— start of Given records —

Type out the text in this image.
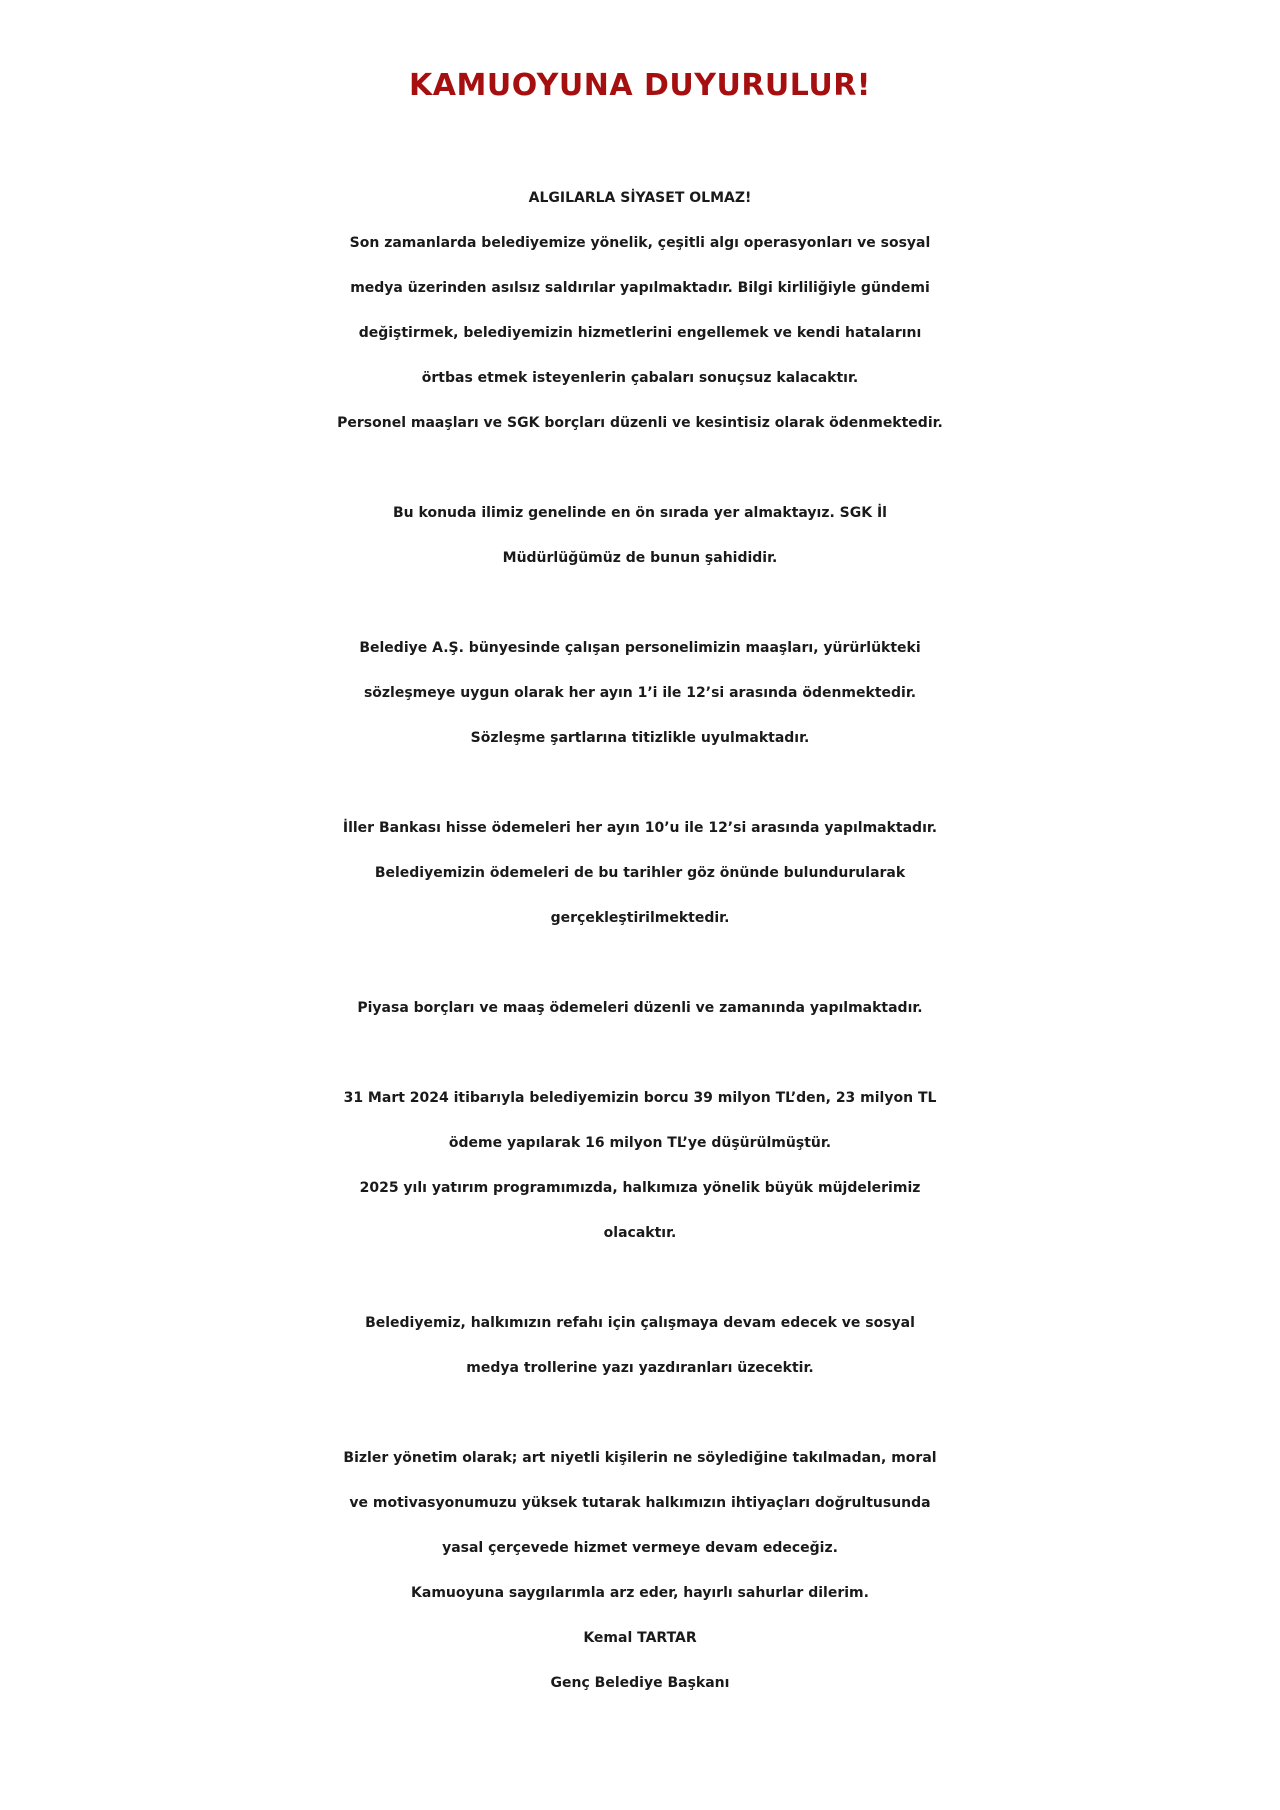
KAMUOYUNA DUYURULUR!
ALGILARLA SİYASET OLMAZ!
Son zamanlarda belediyemize yönelik, çeşitli algı operasyonları ve sosyal
medya üzerinden asılsız saldırılar yapılmaktadır. Bilgi kirliliğiyle gündemi
değiştirmek, belediyemizin hizmetlerini engellemek ve kendi hatalarını
örtbas etmek isteyenlerin çabaları sonuçsuz kalacaktır.
Personel maaşları ve SGK borçları düzenli ve kesintisiz olarak ödenmektedir.
Bu konuda ilimiz genelinde en ön sırada yer almaktayız. SGK İl
Müdürlüğümüz de bunun şahididir.
Belediye A.Ş. bünyesinde çalışan personelimizin maaşları, yürürlükteki
sözleşmeye uygun olarak her ayın 1’i ile 12’si arasında ödenmektedir.
Sözleşme şartlarına titizlikle uyulmaktadır.
İller Bankası hisse ödemeleri her ayın 10’u ile 12’si arasında yapılmaktadır.
Belediyemizin ödemeleri de bu tarihler göz önünde bulundurularak
gerçekleştirilmektedir.
Piyasa borçları ve maaş ödemeleri düzenli ve zamanında yapılmaktadır.
31 Mart 2024 itibarıyla belediyemizin borcu 39 milyon TL’den, 23 milyon TL
ödeme yapılarak 16 milyon TL’ye düşürülmüştür.
2025 yılı yatırım programımızda, halkımıza yönelik büyük müjdelerimiz
olacaktır.
Belediyemiz, halkımızın refahı için çalışmaya devam edecek ve sosyal
medya trollerine yazı yazdıranları üzecektir.
Bizler yönetim olarak; art niyetli kişilerin ne söylediğine takılmadan, moral
ve motivasyonumuzu yüksek tutarak halkımızın ihtiyaçları doğrultusunda
yasal çerçevede hizmet vermeye devam edeceğiz.
Kamuoyuna saygılarımla arz eder, hayırlı sahurlar dilerim.
Kemal TARTAR
Genç Belediye Başkanı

— end of Given records —

● **What is expected**
Out of the records, collect only those lines that contain the string "maaşları".

● **The answer**
Personel maaşları ve SGK borçları düzenli ve kesintisiz olarak ödenmektedir.
Belediye A.Ş. bünyesinde çalışan personelimizin maaşları, yürürlükteki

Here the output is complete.